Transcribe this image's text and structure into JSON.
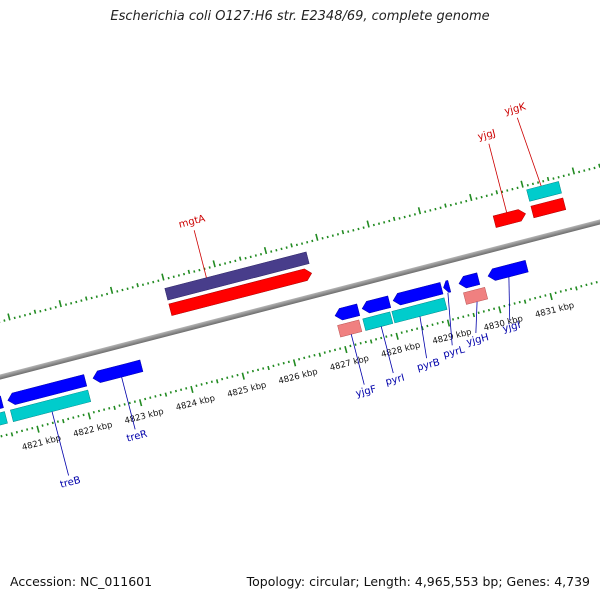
{
  "title": "Escherichia coli O127:H6 str. E2348/69, complete genome",
  "footer": {
    "accession": "Accession: NC_011601",
    "summary": "Topology: circular; Length: 4,965,553 bp; Genes: 4,739"
  },
  "colors": {
    "backbone": "#888888",
    "ticks": "#228b22",
    "forward_cds": "#ff0000",
    "forward_gene_band": "#483d8b",
    "reverse_cds": "#0000ff",
    "reverse_gene_band": "#00cccc",
    "rna_pseudo": "#f08080",
    "label_top": "#cc0000",
    "label_bottom": "#0000aa"
  },
  "kbp_ticks": [
    "4821 kbp",
    "4822 kbp",
    "4823 kbp",
    "4824 kbp",
    "4825 kbp",
    "4826 kbp",
    "4827 kbp",
    "4828 kbp",
    "4829 kbp",
    "4830 kbp",
    "4831 kbp"
  ],
  "gene_labels_top": [
    "mgtA",
    "yjgJ",
    "yjgK"
  ],
  "gene_labels_bottom": [
    "treB",
    "treR",
    "yjgF",
    "pyrI",
    "pyrB",
    "pyrL",
    "yjgH",
    "yjgI"
  ]
}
•••
Word for word, repeat the material above and drop the pictures.

Transcribe this image's text and structure into JSON.
{
  "title": "Escherichia coli O127:H6 str. E2348/69, complete genome",
  "footer": {
    "accession": "Accession: NC_011601",
    "summary": "Topology: circular; Length: 4,965,553 bp; Genes: 4,739"
  },
  "colors": {
    "backbone": "#888888",
    "ticks": "#228b22",
    "forward_cds": "#ff0000",
    "forward_gene_band": "#483d8b",
    "reverse_cds": "#0000ff",
    "reverse_gene_band": "#00cccc",
    "rna_pseudo": "#f08080",
    "label_top": "#cc0000",
    "label_bottom": "#0000aa"
  },
  "kbp_ticks": [
    "4821 kbp",
    "4822 kbp",
    "4823 kbp",
    "4824 kbp",
    "4825 kbp",
    "4826 kbp",
    "4827 kbp",
    "4828 kbp",
    "4829 kbp",
    "4830 kbp",
    "4831 kbp"
  ],
  "gene_labels_top": [
    "mgtA",
    "yjgJ",
    "yjgK"
  ],
  "gene_labels_bottom": [
    "treB",
    "treR",
    "yjgF",
    "pyrI",
    "pyrB",
    "pyrL",
    "yjgH",
    "yjgI"
  ]
}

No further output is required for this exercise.